WHAT IS ASKED
Print the listing as it stands, omitting all images.

Dataset entries on figures
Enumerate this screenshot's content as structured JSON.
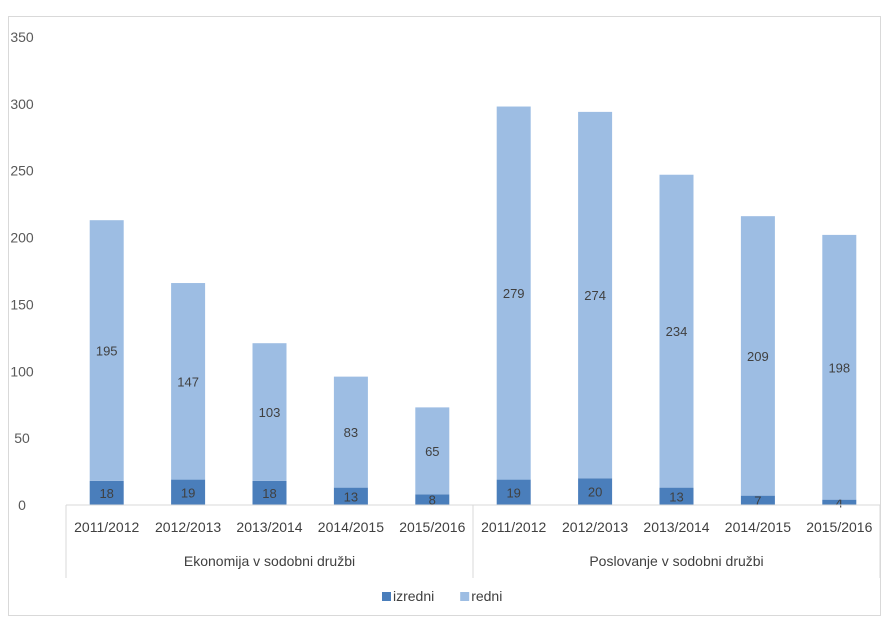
{
  "chart_data": {
    "type": "bar",
    "stacked": true,
    "groups": [
      {
        "label": "Ekonomija v sodobni družbi",
        "categories": [
          "2011/2012",
          "2012/2013",
          "2013/2014",
          "2014/2015",
          "2015/2016"
        ]
      },
      {
        "label": "Poslovanje v sodobni družbi",
        "categories": [
          "2011/2012",
          "2012/2013",
          "2013/2014",
          "2014/2015",
          "2015/2016"
        ]
      }
    ],
    "series": [
      {
        "name": "izredni",
        "color": "#4a7ebb",
        "values": [
          18,
          19,
          18,
          13,
          8,
          19,
          20,
          13,
          7,
          4
        ]
      },
      {
        "name": "redni",
        "color": "#9dbde3",
        "values": [
          195,
          147,
          103,
          83,
          65,
          279,
          274,
          234,
          209,
          198
        ]
      }
    ],
    "ylim": [
      0,
      350
    ],
    "yticks": [
      0,
      50,
      100,
      150,
      200,
      250,
      300,
      350
    ],
    "grid": false,
    "data_labels": true,
    "legend_position": "bottom"
  }
}
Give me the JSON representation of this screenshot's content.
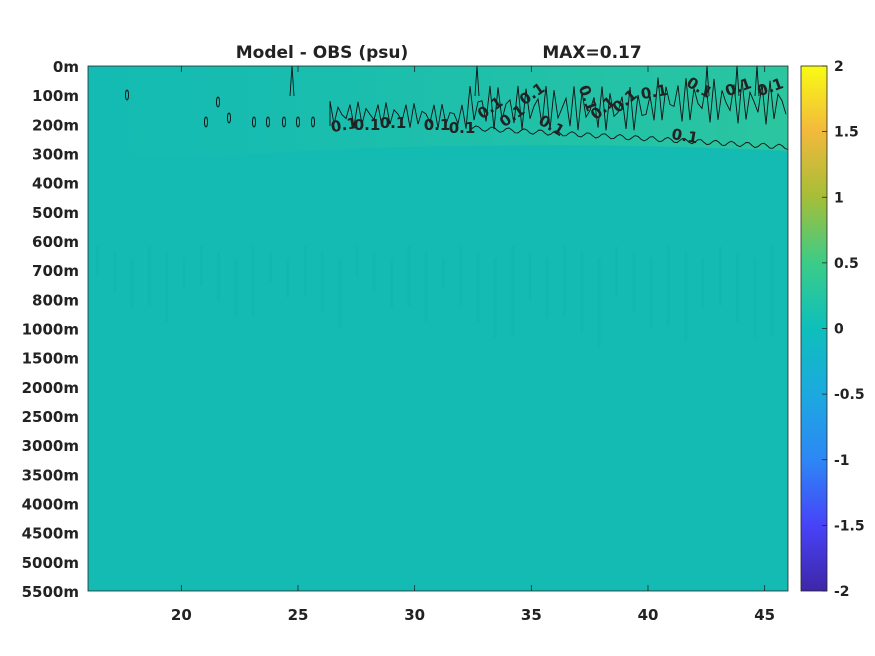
{
  "chart_data": {
    "type": "heatmap",
    "title_left": "Model - OBS (psu)",
    "title_right": "MAX=0.17",
    "x_ticks": [
      20,
      25,
      30,
      35,
      40,
      45
    ],
    "xlim": [
      16,
      46
    ],
    "y_ticks": [
      "0m",
      "100m",
      "200m",
      "300m",
      "400m",
      "500m",
      "600m",
      "700m",
      "800m",
      "1000m",
      "1500m",
      "2000m",
      "2500m",
      "3000m",
      "3500m",
      "4000m",
      "4500m",
      "5000m",
      "5500m"
    ],
    "colorbar": {
      "ticks": [
        2,
        1.5,
        1,
        0.5,
        0,
        -0.5,
        -1,
        -1.5,
        -2
      ],
      "range": [
        -2,
        2
      ],
      "colormap": [
        "#3e26a8",
        "#4743f8",
        "#2d87f6",
        "#1ca9df",
        "#0ebfbc",
        "#3bcc88",
        "#a5be38",
        "#f2b93c",
        "#f9fb14"
      ]
    },
    "background_value": 0.0,
    "field_color": "#13bbb2",
    "contour_level": 0.1,
    "contour_labels": [
      "0.1",
      "0.1",
      "0.1",
      "0.1",
      "0.1",
      "0.1",
      "0.1",
      "0.1",
      "0.1",
      "0.1",
      "0.1",
      "0.1",
      "0.1",
      "0.1",
      "0.1",
      "0.1",
      "0.1"
    ]
  }
}
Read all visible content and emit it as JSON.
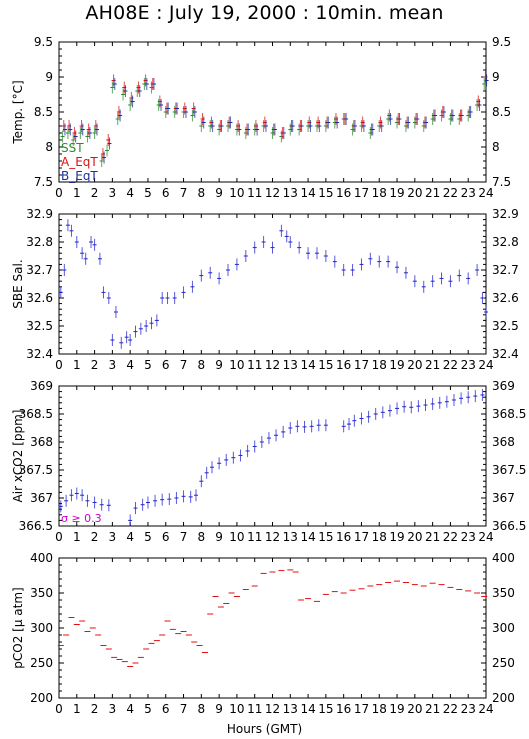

OUTPUT FOR THIS TASK
Enumerate this screenshot's content as structured JSON.
{
  "chart_data": {
    "type": "bar",
    "stacked": true,
    "groups": [
      {
        "label": "Ekonomija v sodobni družbi",
        "categories": [
          "2011/2012",
          "2012/2013",
          "2013/2014",
          "2014/2015",
          "2015/2016"
        ]
      },
      {
        "label": "Poslovanje v sodobni družbi",
        "categories": [
          "2011/2012",
          "2012/2013",
          "2013/2014",
          "2014/2015",
          "2015/2016"
        ]
      }
    ],
    "series": [
      {
        "name": "izredni",
        "color": "#4a7ebb",
        "values": [
          18,
          19,
          18,
          13,
          8,
          19,
          20,
          13,
          7,
          4
        ]
      },
      {
        "name": "redni",
        "color": "#9dbde3",
        "values": [
          195,
          147,
          103,
          83,
          65,
          279,
          274,
          234,
          209,
          198
        ]
      }
    ],
    "ylim": [
      0,
      350
    ],
    "yticks": [
      0,
      50,
      100,
      150,
      200,
      250,
      300,
      350
    ],
    "grid": false,
    "data_labels": true,
    "legend_position": "bottom"
  }
}
Give me the JSON representation of this screenshot's content.
{
  "chart_data": {
    "type": "heatmap",
    "title_left": "Model - OBS (psu)",
    "title_right": "MAX=0.17",
    "x_ticks": [
      20,
      25,
      30,
      35,
      40,
      45
    ],
    "xlim": [
      16,
      46
    ],
    "y_ticks": [
      "0m",
      "100m",
      "200m",
      "300m",
      "400m",
      "500m",
      "600m",
      "700m",
      "800m",
      "1000m",
      "1500m",
      "2000m",
      "2500m",
      "3000m",
      "3500m",
      "4000m",
      "4500m",
      "5000m",
      "5500m"
    ],
    "colorbar": {
      "ticks": [
        2,
        1.5,
        1,
        0.5,
        0,
        -0.5,
        -1,
        -1.5,
        -2
      ],
      "range": [
        -2,
        2
      ],
      "colormap": [
        "#3e26a8",
        "#4743f8",
        "#2d87f6",
        "#1ca9df",
        "#0ebfbc",
        "#3bcc88",
        "#a5be38",
        "#f2b93c",
        "#f9fb14"
      ]
    },
    "background_value": 0.0,
    "field_color": "#13bbb2",
    "contour_level": 0.1,
    "contour_labels": [
      "0.1",
      "0.1",
      "0.1",
      "0.1",
      "0.1",
      "0.1",
      "0.1",
      "0.1",
      "0.1",
      "0.1",
      "0.1",
      "0.1",
      "0.1",
      "0.1",
      "0.1",
      "0.1",
      "0.1"
    ]
  }
}
Read all visible content and emit it as JSON.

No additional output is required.